<<<<

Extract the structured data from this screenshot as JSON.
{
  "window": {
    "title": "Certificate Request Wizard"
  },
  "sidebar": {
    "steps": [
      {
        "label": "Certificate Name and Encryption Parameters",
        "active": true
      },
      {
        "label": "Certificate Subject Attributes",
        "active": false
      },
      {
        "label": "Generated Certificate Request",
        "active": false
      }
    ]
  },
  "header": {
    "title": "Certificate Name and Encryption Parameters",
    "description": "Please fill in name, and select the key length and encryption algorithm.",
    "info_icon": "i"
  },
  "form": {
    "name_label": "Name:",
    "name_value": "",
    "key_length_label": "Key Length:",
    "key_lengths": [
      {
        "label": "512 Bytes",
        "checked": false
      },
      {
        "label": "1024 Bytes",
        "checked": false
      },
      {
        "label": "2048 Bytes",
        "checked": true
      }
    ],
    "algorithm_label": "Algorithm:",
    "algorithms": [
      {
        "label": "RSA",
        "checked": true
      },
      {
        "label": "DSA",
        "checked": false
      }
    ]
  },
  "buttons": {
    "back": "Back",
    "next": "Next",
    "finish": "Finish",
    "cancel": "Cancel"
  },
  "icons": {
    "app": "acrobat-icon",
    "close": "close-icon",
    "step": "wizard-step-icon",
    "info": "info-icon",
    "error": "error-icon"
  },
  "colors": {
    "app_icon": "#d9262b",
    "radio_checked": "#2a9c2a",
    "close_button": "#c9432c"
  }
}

>>>>
<<<<

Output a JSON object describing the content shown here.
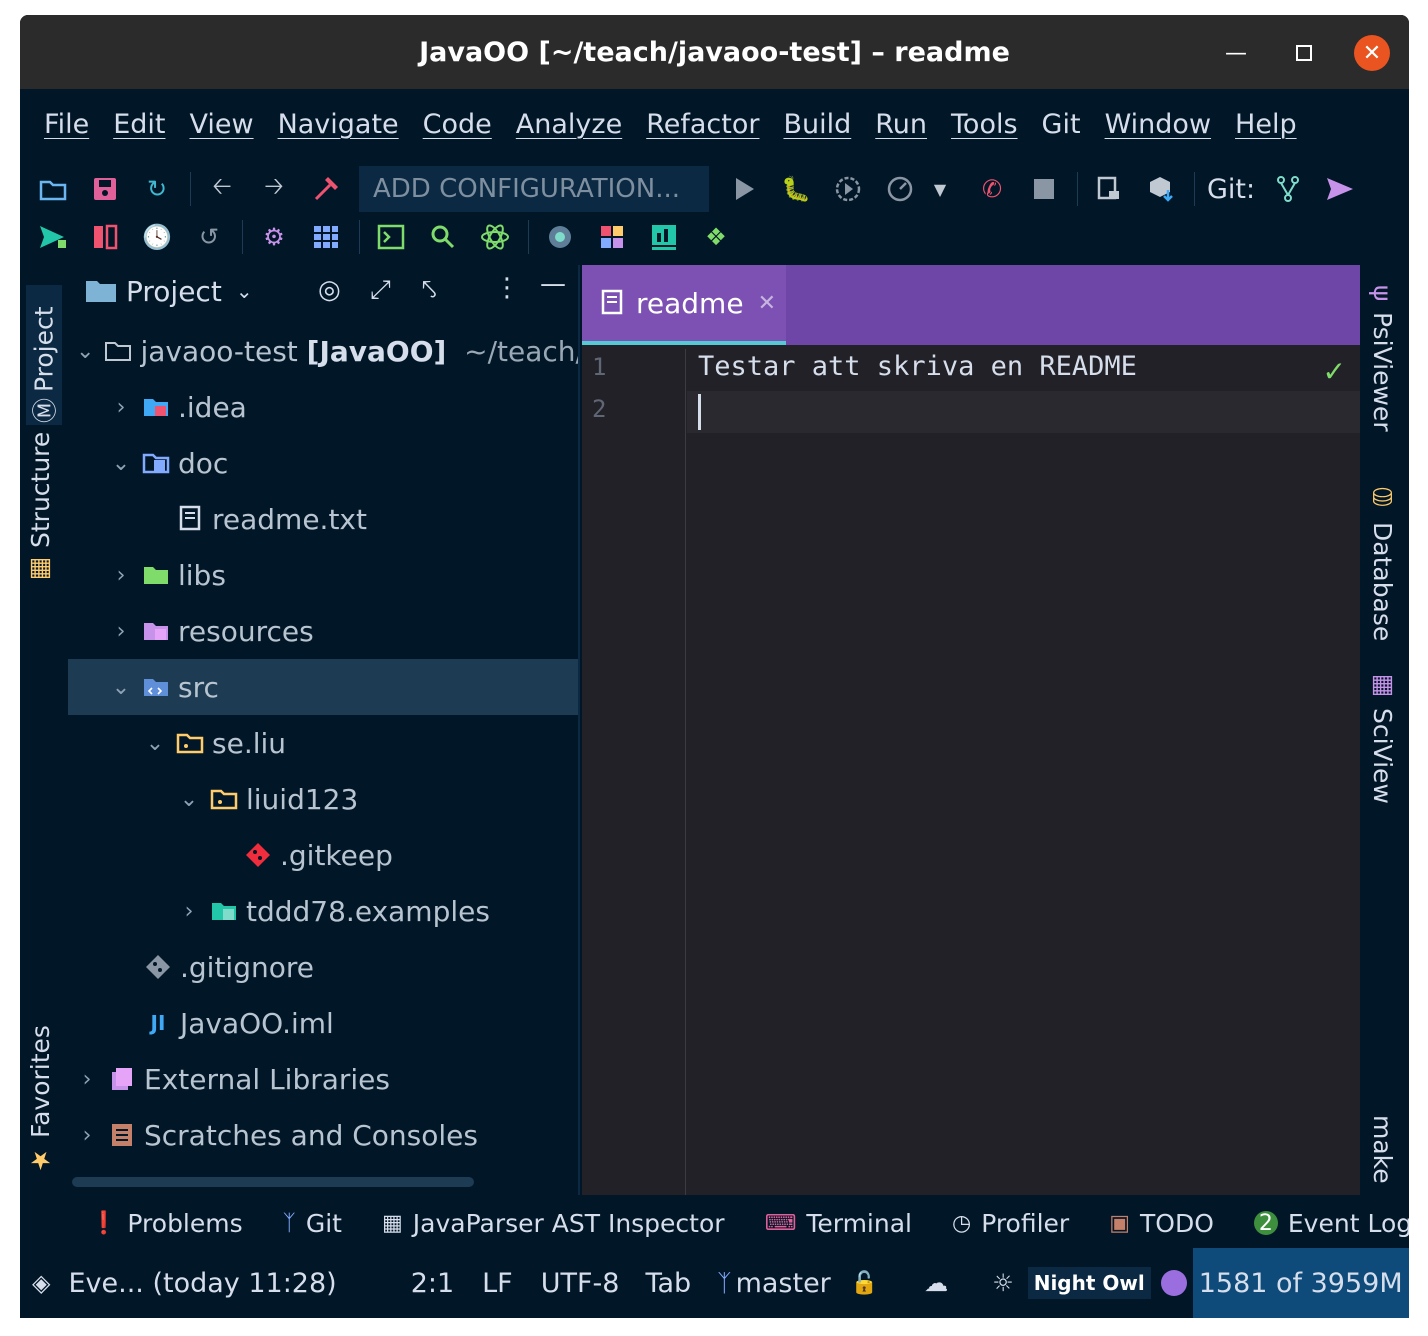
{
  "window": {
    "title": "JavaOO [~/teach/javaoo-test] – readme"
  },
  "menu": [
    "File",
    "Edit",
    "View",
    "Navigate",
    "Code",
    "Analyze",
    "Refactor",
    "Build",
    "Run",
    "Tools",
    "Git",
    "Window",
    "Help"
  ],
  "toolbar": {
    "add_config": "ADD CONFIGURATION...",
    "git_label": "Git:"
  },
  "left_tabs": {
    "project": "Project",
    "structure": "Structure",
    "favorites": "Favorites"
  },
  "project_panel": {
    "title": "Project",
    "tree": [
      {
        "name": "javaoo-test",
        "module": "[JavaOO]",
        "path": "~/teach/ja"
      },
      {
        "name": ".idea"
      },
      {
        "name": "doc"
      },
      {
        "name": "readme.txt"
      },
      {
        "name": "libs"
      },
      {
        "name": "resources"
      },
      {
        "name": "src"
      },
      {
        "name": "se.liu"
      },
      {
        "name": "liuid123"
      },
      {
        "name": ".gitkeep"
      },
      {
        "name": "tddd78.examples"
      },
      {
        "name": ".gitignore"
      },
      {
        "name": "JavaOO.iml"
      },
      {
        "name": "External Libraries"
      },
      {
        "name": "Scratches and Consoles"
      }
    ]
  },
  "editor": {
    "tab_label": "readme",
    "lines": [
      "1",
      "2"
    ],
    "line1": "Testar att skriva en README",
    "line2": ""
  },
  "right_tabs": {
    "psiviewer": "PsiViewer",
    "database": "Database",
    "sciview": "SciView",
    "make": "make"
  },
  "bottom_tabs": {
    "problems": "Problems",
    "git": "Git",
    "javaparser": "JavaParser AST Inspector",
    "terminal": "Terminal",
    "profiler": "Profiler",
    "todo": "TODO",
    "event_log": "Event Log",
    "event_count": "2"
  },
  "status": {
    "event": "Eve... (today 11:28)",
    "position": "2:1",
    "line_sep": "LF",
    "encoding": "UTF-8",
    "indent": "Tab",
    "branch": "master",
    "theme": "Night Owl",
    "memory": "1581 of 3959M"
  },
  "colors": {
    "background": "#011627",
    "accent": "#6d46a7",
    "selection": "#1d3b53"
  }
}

>>>>

Pull out each line of the entries that contains "Request".

Exercise output>
    "title": "Certificate Request Wizard"
        "label": "Generated Certificate Request",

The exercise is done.